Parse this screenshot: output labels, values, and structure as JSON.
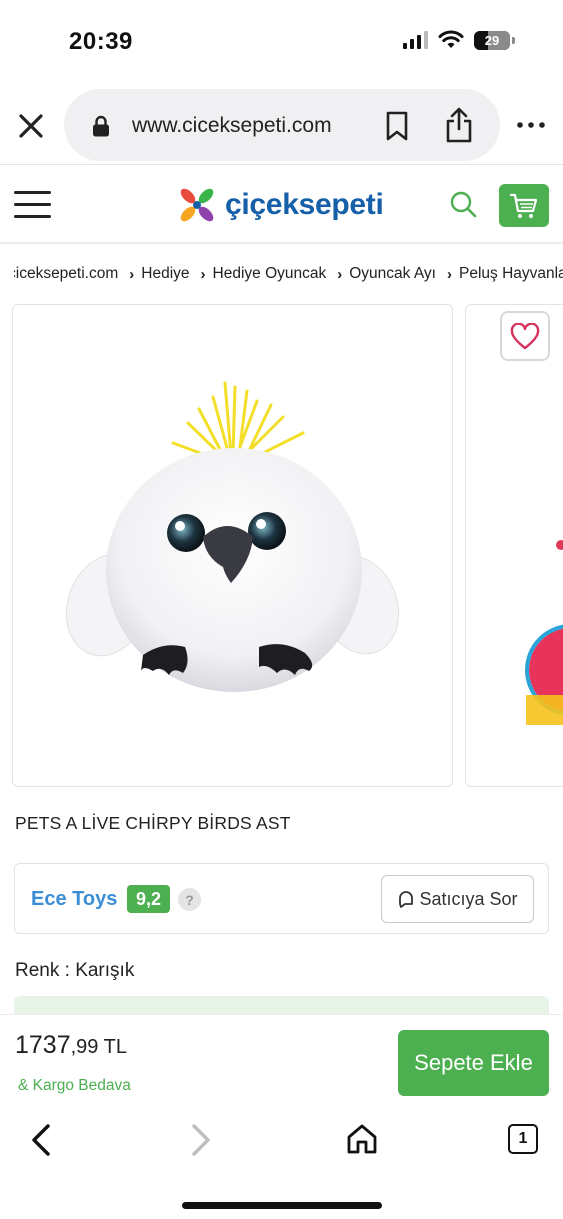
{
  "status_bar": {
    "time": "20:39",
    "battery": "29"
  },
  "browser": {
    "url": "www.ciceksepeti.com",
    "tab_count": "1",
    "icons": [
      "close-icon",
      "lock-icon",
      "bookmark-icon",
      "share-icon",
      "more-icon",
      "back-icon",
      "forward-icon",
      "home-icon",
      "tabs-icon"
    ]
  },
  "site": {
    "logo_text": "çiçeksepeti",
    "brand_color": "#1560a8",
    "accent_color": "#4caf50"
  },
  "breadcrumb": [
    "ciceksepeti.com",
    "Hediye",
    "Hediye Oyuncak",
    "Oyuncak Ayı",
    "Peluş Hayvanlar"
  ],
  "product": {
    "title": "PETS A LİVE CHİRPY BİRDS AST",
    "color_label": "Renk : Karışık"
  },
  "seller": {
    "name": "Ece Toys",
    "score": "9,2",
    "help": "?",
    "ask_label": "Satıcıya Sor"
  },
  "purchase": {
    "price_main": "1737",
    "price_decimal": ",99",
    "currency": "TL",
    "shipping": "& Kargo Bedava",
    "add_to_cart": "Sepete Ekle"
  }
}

==

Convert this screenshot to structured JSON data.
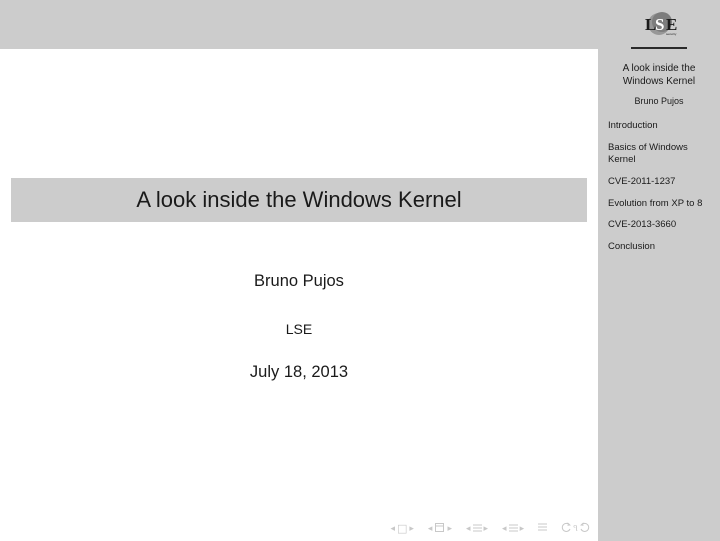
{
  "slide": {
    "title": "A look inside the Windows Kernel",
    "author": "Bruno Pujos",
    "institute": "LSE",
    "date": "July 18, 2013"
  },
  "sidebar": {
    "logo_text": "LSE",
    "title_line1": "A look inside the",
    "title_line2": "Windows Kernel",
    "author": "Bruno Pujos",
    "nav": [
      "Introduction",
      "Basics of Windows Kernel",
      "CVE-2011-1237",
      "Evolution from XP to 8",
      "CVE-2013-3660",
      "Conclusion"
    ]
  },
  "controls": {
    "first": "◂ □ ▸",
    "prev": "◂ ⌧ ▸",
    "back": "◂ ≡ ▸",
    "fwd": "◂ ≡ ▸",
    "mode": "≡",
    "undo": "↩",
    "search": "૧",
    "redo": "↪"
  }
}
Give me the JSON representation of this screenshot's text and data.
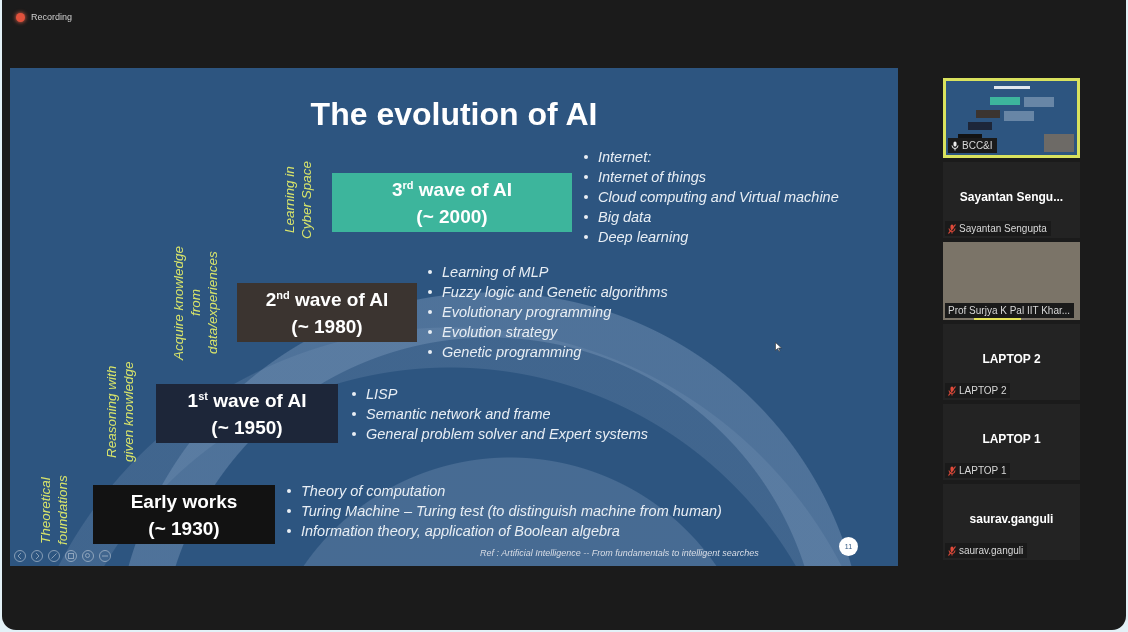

--

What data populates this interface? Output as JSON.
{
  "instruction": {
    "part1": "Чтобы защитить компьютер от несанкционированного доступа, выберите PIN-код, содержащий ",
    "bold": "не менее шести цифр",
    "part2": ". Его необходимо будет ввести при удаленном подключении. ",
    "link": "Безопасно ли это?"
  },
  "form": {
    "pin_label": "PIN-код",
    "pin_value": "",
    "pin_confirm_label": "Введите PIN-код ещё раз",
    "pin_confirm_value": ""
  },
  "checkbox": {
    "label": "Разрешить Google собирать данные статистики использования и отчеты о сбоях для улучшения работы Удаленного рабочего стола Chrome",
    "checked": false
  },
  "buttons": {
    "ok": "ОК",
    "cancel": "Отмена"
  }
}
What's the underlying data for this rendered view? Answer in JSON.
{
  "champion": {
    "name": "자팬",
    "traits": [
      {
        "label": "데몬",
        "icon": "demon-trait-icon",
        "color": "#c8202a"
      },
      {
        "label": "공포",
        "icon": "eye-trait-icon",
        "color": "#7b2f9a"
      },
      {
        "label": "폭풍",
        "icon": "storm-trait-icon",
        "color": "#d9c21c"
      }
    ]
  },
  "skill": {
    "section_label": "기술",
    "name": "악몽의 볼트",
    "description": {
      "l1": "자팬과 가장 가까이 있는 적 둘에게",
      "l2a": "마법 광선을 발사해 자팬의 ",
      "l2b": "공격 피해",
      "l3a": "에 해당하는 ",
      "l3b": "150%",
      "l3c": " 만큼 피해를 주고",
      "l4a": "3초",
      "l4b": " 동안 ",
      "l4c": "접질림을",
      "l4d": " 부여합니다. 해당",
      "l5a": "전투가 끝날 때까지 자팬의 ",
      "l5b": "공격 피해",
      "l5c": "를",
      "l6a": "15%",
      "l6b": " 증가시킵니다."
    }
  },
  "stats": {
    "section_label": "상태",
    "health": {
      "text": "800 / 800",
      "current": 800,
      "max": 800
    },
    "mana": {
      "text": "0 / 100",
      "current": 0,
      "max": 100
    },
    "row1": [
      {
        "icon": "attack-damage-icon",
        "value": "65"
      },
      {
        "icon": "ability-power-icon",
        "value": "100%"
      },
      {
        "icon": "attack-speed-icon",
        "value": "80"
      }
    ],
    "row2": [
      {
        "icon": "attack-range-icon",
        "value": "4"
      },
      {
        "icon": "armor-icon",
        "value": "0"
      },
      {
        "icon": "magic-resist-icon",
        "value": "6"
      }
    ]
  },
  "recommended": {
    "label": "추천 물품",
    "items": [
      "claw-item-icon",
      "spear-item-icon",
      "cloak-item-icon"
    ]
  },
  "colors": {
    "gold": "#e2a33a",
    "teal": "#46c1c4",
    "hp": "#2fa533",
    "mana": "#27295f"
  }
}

▶ What the task asks: Repeat only the lines running from "Convert this screenshot" to "Give me the", ends included, and leave the pictures out.

▶ Response to the exercise:
Convert this screenshot to structured JSON data.
{
  "slide": {
    "title": "A look inside the Windows Kernel",
    "author": "Bruno Pujos",
    "institute": "LSE",
    "date": "July 18, 2013"
  },
  "sidebar": {
    "logo_text": "LSE",
    "title_line1": "A look inside the",
    "title_line2": "Windows Kernel",
    "author": "Bruno Pujos",
    "nav": [
      "Introduction",
      "Basics of Windows Kernel",
      "CVE-2011-1237",
      "Evolution from XP to 8",
      "CVE-2013-3660",
      "Conclusion"
    ]
  },
  "controls": {
    "first": "◂ □ ▸",
    "prev": "◂ ⌧ ▸",
    "back": "◂ ≡ ▸",
    "fwd": "◂ ≡ ▸",
    "mode": "≡",
    "undo": "↩",
    "search": "૧",
    "redo": "↪"
  }
}
Give me the JSON representation of this screenshot's text and data.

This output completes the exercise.